● REQUEST
Copy out all lines that carry the word "screenshot".

Stored items from a collection:
------------------------
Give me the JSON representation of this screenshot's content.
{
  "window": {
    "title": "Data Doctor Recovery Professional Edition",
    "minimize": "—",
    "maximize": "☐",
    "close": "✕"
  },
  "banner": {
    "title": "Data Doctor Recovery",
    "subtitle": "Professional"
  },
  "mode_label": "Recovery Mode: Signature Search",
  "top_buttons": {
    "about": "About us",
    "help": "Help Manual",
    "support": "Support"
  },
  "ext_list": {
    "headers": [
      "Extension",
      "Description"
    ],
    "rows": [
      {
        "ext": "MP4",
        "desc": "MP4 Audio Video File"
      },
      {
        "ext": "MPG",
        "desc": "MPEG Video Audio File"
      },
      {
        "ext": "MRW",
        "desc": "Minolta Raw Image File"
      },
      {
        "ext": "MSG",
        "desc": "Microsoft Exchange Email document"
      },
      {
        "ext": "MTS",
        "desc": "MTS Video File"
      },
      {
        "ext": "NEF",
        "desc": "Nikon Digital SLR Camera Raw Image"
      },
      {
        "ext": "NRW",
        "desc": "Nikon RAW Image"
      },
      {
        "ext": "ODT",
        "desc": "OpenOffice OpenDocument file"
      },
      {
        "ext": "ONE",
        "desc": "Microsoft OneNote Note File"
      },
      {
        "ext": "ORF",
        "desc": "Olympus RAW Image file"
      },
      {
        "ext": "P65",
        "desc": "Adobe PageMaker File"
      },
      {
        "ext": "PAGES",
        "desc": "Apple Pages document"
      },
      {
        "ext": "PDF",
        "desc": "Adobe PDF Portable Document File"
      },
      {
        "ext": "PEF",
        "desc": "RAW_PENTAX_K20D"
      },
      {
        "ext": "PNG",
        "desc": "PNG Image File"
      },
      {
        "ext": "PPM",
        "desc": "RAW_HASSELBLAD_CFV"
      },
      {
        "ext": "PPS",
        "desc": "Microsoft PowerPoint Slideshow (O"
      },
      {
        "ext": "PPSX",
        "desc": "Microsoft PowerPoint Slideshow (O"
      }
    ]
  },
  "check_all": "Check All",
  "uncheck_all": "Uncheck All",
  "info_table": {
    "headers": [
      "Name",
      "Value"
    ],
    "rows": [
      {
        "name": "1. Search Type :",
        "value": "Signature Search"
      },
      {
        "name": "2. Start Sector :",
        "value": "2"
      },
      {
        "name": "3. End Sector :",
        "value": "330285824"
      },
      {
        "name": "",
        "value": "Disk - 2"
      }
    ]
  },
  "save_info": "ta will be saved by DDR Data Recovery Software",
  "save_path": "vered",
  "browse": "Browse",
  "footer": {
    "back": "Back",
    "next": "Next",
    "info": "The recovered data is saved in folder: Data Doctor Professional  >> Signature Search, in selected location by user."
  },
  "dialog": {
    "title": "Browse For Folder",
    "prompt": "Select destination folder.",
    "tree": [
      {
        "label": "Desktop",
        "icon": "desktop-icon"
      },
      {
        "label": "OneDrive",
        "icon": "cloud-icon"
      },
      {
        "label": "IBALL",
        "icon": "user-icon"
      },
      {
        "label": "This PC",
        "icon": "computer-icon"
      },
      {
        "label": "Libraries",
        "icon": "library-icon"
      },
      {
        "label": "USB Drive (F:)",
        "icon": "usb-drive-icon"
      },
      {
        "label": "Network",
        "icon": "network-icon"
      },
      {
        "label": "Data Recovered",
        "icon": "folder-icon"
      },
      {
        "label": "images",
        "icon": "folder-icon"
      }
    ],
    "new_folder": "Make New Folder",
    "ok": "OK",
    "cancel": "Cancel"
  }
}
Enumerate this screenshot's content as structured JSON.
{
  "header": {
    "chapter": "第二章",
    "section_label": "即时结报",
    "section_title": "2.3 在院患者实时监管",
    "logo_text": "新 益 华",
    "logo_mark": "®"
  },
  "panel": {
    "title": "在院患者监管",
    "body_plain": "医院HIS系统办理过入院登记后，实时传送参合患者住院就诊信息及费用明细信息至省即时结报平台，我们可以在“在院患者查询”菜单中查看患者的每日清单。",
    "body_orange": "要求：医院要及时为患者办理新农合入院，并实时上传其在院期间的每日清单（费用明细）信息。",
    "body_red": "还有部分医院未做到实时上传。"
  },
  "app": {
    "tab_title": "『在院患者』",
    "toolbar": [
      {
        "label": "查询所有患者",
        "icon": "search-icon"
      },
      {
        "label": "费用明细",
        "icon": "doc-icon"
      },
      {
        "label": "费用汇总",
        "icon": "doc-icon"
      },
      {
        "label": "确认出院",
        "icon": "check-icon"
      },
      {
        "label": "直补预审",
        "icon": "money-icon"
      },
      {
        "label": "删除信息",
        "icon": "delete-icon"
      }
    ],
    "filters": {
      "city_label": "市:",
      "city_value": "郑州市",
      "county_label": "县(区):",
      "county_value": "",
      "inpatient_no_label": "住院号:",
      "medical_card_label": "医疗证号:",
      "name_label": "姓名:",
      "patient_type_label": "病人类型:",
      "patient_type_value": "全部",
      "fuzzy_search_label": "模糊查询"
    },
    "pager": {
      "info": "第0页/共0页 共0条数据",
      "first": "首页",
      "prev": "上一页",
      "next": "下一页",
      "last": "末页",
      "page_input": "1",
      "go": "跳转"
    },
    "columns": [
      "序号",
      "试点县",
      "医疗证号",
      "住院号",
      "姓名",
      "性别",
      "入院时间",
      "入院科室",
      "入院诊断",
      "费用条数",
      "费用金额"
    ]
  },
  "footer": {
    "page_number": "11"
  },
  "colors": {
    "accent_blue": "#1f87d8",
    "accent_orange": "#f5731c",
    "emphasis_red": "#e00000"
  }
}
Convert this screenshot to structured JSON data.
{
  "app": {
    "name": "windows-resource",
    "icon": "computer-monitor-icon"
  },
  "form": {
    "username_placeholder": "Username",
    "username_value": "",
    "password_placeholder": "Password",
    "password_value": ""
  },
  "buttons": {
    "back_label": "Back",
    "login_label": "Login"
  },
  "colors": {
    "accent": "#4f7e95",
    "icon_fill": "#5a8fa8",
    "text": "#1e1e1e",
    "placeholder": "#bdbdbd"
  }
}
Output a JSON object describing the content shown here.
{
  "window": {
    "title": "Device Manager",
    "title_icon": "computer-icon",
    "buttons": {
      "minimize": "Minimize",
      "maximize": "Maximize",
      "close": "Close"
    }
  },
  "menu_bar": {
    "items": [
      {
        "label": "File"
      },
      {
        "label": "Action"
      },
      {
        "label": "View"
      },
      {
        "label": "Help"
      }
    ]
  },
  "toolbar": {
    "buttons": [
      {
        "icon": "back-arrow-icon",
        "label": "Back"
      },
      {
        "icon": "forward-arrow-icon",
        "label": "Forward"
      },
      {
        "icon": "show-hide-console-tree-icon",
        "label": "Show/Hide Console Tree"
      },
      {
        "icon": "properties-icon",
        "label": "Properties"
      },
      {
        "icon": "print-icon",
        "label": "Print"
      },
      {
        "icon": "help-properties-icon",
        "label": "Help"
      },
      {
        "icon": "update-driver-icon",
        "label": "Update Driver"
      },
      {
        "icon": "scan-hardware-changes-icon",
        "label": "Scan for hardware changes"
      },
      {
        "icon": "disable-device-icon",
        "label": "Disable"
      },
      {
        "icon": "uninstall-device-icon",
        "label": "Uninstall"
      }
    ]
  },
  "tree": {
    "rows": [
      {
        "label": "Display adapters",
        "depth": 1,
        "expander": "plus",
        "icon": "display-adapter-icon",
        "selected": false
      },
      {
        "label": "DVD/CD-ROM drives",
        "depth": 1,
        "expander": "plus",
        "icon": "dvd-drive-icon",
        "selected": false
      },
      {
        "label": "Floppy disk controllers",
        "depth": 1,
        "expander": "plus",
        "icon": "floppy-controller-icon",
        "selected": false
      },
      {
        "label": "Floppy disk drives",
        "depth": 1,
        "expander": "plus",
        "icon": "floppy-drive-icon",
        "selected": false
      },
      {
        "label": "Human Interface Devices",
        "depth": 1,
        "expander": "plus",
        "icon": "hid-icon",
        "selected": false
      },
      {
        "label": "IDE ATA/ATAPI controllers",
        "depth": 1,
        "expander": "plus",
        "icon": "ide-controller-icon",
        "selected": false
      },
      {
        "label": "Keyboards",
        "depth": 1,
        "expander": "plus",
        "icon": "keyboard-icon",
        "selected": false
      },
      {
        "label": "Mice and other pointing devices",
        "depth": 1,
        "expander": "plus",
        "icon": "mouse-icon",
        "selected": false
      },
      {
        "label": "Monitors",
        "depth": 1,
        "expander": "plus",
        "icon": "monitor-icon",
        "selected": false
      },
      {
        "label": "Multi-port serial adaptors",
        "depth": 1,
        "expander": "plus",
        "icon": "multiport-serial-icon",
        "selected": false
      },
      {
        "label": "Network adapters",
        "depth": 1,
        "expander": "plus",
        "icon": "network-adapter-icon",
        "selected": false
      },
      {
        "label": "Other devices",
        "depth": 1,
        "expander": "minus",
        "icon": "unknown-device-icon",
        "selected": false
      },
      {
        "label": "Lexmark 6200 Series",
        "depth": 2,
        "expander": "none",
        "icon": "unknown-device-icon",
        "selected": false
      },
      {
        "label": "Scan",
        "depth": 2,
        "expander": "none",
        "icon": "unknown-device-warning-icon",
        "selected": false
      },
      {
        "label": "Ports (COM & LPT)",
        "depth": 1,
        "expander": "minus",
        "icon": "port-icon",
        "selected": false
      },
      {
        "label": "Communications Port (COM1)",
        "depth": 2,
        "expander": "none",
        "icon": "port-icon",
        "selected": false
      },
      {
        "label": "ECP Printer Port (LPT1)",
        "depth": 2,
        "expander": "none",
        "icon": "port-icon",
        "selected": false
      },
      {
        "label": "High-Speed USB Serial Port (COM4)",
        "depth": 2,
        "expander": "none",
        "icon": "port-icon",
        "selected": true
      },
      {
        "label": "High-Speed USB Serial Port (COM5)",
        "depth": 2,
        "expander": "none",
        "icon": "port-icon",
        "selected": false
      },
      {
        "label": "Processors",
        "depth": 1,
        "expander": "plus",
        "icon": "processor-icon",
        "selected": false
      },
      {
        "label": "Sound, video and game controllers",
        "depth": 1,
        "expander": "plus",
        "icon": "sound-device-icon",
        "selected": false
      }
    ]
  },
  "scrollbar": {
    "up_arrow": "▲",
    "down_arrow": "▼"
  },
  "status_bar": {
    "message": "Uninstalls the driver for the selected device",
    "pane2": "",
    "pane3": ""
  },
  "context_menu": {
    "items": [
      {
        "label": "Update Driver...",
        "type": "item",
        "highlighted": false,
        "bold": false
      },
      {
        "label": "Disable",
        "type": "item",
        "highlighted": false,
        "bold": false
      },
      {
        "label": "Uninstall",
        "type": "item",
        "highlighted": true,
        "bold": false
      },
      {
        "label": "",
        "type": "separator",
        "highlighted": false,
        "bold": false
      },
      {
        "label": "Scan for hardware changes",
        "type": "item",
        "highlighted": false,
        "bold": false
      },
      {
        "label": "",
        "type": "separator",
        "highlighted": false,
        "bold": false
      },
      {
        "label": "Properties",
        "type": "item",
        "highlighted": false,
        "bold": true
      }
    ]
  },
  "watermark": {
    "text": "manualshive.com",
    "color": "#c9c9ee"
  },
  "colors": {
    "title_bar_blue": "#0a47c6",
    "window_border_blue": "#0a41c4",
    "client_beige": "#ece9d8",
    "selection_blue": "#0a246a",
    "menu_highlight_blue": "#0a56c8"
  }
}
------------------------
● FINISHED TASK
Give me the JSON representation of this screenshot's content.
Enumerate this screenshot's content as structured JSON.
Convert this screenshot to structured JSON data.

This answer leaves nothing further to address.